GIVEN EXERCISE: Return all of the lines below exactly as they are.

MATERIALS PROVIDED:
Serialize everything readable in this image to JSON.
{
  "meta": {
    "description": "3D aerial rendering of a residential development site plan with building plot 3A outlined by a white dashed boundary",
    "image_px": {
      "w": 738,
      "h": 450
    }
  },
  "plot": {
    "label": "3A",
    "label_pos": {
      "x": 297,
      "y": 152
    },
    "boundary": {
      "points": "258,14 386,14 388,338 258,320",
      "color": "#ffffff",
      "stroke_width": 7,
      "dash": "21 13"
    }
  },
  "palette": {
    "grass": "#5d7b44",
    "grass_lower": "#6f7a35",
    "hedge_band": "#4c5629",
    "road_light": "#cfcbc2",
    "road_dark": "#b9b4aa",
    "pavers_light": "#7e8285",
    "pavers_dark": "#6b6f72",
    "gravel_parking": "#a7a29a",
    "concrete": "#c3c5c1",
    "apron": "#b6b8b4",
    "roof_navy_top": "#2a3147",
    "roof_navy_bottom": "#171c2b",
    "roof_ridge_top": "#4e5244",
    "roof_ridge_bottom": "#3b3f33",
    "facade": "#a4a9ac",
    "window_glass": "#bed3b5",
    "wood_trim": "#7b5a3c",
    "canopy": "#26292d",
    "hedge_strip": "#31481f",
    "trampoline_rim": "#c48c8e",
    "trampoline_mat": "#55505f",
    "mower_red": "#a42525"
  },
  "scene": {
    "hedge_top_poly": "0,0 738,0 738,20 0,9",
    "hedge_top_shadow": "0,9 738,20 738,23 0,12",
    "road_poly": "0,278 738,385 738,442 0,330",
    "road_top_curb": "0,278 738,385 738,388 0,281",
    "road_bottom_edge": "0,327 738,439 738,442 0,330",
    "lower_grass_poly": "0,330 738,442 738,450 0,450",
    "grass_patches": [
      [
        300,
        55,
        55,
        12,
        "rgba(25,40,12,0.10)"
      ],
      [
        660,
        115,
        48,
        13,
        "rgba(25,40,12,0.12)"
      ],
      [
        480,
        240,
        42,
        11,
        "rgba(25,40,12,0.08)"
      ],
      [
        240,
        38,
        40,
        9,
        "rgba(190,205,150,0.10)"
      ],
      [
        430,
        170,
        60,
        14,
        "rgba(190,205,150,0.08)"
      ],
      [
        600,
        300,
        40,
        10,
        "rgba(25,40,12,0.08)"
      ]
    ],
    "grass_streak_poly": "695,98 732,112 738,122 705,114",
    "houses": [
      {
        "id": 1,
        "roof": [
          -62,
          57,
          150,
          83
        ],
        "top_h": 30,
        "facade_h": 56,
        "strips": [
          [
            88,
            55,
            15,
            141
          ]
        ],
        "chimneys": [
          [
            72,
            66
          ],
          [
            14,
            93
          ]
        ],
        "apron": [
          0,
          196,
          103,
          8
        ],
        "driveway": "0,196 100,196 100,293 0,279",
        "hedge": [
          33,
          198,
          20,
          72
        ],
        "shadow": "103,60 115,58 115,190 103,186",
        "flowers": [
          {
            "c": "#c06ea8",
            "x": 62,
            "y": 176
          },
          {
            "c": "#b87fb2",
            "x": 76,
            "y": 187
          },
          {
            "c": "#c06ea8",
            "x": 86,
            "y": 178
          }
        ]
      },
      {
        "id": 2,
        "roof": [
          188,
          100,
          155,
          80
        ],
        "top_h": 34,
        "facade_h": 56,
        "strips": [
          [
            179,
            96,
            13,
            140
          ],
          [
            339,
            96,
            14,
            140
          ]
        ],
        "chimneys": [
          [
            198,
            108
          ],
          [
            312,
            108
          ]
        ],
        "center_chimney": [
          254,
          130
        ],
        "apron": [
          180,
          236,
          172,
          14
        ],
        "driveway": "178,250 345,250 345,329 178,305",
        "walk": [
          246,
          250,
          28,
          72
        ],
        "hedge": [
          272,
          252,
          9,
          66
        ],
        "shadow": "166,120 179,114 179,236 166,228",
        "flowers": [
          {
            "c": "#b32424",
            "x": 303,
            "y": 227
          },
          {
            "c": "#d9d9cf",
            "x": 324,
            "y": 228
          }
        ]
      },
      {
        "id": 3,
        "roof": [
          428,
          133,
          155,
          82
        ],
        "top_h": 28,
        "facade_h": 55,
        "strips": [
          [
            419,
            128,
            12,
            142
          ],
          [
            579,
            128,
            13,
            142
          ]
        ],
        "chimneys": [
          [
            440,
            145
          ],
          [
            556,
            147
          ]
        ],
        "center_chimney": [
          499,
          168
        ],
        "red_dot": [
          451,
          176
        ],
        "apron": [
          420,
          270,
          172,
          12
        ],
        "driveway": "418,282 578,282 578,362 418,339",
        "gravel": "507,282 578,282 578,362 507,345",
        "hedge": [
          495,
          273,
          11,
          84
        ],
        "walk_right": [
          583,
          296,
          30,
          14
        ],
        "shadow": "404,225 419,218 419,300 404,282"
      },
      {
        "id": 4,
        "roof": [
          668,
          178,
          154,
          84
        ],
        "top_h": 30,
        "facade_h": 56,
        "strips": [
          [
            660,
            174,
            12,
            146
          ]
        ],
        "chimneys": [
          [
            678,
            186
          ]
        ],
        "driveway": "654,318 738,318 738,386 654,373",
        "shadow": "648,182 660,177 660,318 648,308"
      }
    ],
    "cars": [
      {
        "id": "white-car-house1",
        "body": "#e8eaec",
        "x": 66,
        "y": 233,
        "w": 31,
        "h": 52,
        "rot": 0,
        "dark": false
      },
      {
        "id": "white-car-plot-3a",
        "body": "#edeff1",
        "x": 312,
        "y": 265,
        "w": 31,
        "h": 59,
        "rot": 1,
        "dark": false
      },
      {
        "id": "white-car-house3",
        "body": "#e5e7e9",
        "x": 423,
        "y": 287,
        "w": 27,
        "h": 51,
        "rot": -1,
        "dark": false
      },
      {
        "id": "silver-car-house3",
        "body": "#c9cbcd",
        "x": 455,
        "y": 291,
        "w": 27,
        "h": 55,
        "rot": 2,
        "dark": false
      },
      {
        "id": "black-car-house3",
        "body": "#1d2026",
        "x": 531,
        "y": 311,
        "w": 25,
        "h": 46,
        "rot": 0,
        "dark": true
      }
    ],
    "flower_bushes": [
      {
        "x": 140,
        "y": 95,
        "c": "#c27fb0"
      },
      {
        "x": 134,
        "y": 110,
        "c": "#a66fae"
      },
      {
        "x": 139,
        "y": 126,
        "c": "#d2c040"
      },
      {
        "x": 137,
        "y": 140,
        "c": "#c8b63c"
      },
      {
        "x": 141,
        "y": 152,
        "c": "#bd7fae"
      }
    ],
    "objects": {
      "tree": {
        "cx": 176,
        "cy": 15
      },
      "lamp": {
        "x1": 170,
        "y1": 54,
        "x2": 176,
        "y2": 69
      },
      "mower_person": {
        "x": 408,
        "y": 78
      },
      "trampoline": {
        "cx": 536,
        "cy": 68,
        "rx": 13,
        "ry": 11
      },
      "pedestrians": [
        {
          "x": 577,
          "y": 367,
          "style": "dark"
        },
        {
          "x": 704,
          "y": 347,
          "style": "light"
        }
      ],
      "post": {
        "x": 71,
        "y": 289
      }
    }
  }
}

WRITTEN SOLUTION:
Serialize everything readable in this image to JSON.
{
  "meta": {
    "description": "3D aerial rendering of a residential development site plan with building plot 3A outlined by a white dashed boundary",
    "image_px": {
      "w": 738,
      "h": 450
    }
  },
  "plot": {
    "label": "3A",
    "label_pos": {
      "x": 297,
      "y": 152
    },
    "boundary": {
      "points": "258,14 386,14 388,338 258,320",
      "color": "#ffffff",
      "stroke_width": 7,
      "dash": "21 13"
    }
  },
  "palette": {
    "grass": "#5d7b44",
    "grass_lower": "#6f7a35",
    "hedge_band": "#4c5629",
    "road_light": "#cfcbc2",
    "road_dark": "#b9b4aa",
    "pavers_light": "#7e8285",
    "pavers_dark": "#6b6f72",
    "gravel_parking": "#a7a29a",
    "concrete": "#c3c5c1",
    "apron": "#b6b8b4",
    "roof_navy_top": "#2a3147",
    "roof_navy_bottom": "#171c2b",
    "roof_ridge_top": "#4e5244",
    "roof_ridge_bottom": "#3b3f33",
    "facade": "#a4a9ac",
    "window_glass": "#bed3b5",
    "wood_trim": "#7b5a3c",
    "canopy": "#26292d",
    "hedge_strip": "#31481f",
    "trampoline_rim": "#c48c8e",
    "trampoline_mat": "#55505f",
    "mower_red": "#a42525"
  },
  "scene": {
    "hedge_top_poly": "0,0 738,0 738,20 0,9",
    "hedge_top_shadow": "0,9 738,20 738,23 0,12",
    "road_poly": "0,278 738,385 738,442 0,330",
    "road_top_curb": "0,278 738,385 738,388 0,281",
    "road_bottom_edge": "0,327 738,439 738,442 0,330",
    "lower_grass_poly": "0,330 738,442 738,450 0,450",
    "grass_patches": [
      [
        300,
        55,
        55,
        12,
        "rgba(25,40,12,0.10)"
      ],
      [
        660,
        115,
        48,
        13,
        "rgba(25,40,12,0.12)"
      ],
      [
        480,
        240,
        42,
        11,
        "rgba(25,40,12,0.08)"
      ],
      [
        240,
        38,
        40,
        9,
        "rgba(190,205,150,0.10)"
      ],
      [
        430,
        170,
        60,
        14,
        "rgba(190,205,150,0.08)"
      ],
      [
        600,
        300,
        40,
        10,
        "rgba(25,40,12,0.08)"
      ]
    ],
    "grass_streak_poly": "695,98 732,112 738,122 705,114",
    "houses": [
      {
        "id": 1,
        "roof": [
          -62,
          57,
          150,
          83
        ],
        "top_h": 30,
        "facade_h": 56,
        "strips": [
          [
            88,
            55,
            15,
            141
          ]
        ],
        "chimneys": [
          [
            72,
            66
          ],
          [
            14,
            93
          ]
        ],
        "apron": [
          0,
          196,
          103,
          8
        ],
        "driveway": "0,196 100,196 100,293 0,279",
        "hedge": [
          33,
          198,
          20,
          72
        ],
        "shadow": "103,60 115,58 115,190 103,186",
        "flowers": [
          {
            "c": "#c06ea8",
            "x": 62,
            "y": 176
          },
          {
            "c": "#b87fb2",
            "x": 76,
            "y": 187
          },
          {
            "c": "#c06ea8",
            "x": 86,
            "y": 178
          }
        ]
      },
      {
        "id": 2,
        "roof": [
          188,
          100,
          155,
          80
        ],
        "top_h": 34,
        "facade_h": 56,
        "strips": [
          [
            179,
            96,
            13,
            140
          ],
          [
            339,
            96,
            14,
            140
          ]
        ],
        "chimneys": [
          [
            198,
            108
          ],
          [
            312,
            108
          ]
        ],
        "center_chimney": [
          254,
          130
        ],
        "apron": [
          180,
          236,
          172,
          14
        ],
        "driveway": "178,250 345,250 345,329 178,305",
        "walk": [
          246,
          250,
          28,
          72
        ],
        "hedge": [
          272,
          252,
          9,
          66
        ],
        "shadow": "166,120 179,114 179,236 166,228",
        "flowers": [
          {
            "c": "#b32424",
            "x": 303,
            "y": 227
          },
          {
            "c": "#d9d9cf",
            "x": 324,
            "y": 228
          }
        ]
      },
      {
        "id": 3,
        "roof": [
          428,
          133,
          155,
          82
        ],
        "top_h": 28,
        "facade_h": 55,
        "strips": [
          [
            419,
            128,
            12,
            142
          ],
          [
            579,
            128,
            13,
            142
          ]
        ],
        "chimneys": [
          [
            440,
            145
          ],
          [
            556,
            147
          ]
        ],
        "center_chimney": [
          499,
          168
        ],
        "red_dot": [
          451,
          176
        ],
        "apron": [
          420,
          270,
          172,
          12
        ],
        "driveway": "418,282 578,282 578,362 418,339",
        "gravel": "507,282 578,282 578,362 507,345",
        "hedge": [
          495,
          273,
          11,
          84
        ],
        "walk_right": [
          583,
          296,
          30,
          14
        ],
        "shadow": "404,225 419,218 419,300 404,282"
      },
      {
        "id": 4,
        "roof": [
          668,
          178,
          154,
          84
        ],
        "top_h": 30,
        "facade_h": 56,
        "strips": [
          [
            660,
            174,
            12,
            146
          ]
        ],
        "chimneys": [
          [
            678,
            186
          ]
        ],
        "driveway": "654,318 738,318 738,386 654,373",
        "shadow": "648,182 660,177 660,318 648,308"
      }
    ],
    "cars": [
      {
        "id": "white-car-house1",
        "body": "#e8eaec",
        "x": 66,
        "y": 233,
        "w": 31,
        "h": 52,
        "rot": 0,
        "dark": false
      },
      {
        "id": "white-car-plot-3a",
        "body": "#edeff1",
        "x": 312,
        "y": 265,
        "w": 31,
        "h": 59,
        "rot": 1,
        "dark": false
      },
      {
        "id": "white-car-house3",
        "body": "#e5e7e9",
        "x": 423,
        "y": 287,
        "w": 27,
        "h": 51,
        "rot": -1,
        "dark": false
      },
      {
        "id": "silver-car-house3",
        "body": "#c9cbcd",
        "x": 455,
        "y": 291,
        "w": 27,
        "h": 55,
        "rot": 2,
        "dark": false
      },
      {
        "id": "black-car-house3",
        "body": "#1d2026",
        "x": 531,
        "y": 311,
        "w": 25,
        "h": 46,
        "rot": 0,
        "dark": true
      }
    ],
    "flower_bushes": [
      {
        "x": 140,
        "y": 95,
        "c": "#c27fb0"
      },
      {
        "x": 134,
        "y": 110,
        "c": "#a66fae"
      },
      {
        "x": 139,
        "y": 126,
        "c": "#d2c040"
      },
      {
        "x": 137,
        "y": 140,
        "c": "#c8b63c"
      },
      {
        "x": 141,
        "y": 152,
        "c": "#bd7fae"
      }
    ],
    "objects": {
      "tree": {
        "cx": 176,
        "cy": 15
      },
      "lamp": {
        "x1": 170,
        "y1": 54,
        "x2": 176,
        "y2": 69
      },
      "mower_person": {
        "x": 408,
        "y": 78
      },
      "trampoline": {
        "cx": 536,
        "cy": 68,
        "rx": 13,
        "ry": 11
      },
      "pedestrians": [
        {
          "x": 577,
          "y": 367,
          "style": "dark"
        },
        {
          "x": 704,
          "y": 347,
          "style": "light"
        }
      ],
      "post": {
        "x": 71,
        "y": 289
      }
    }
  }
}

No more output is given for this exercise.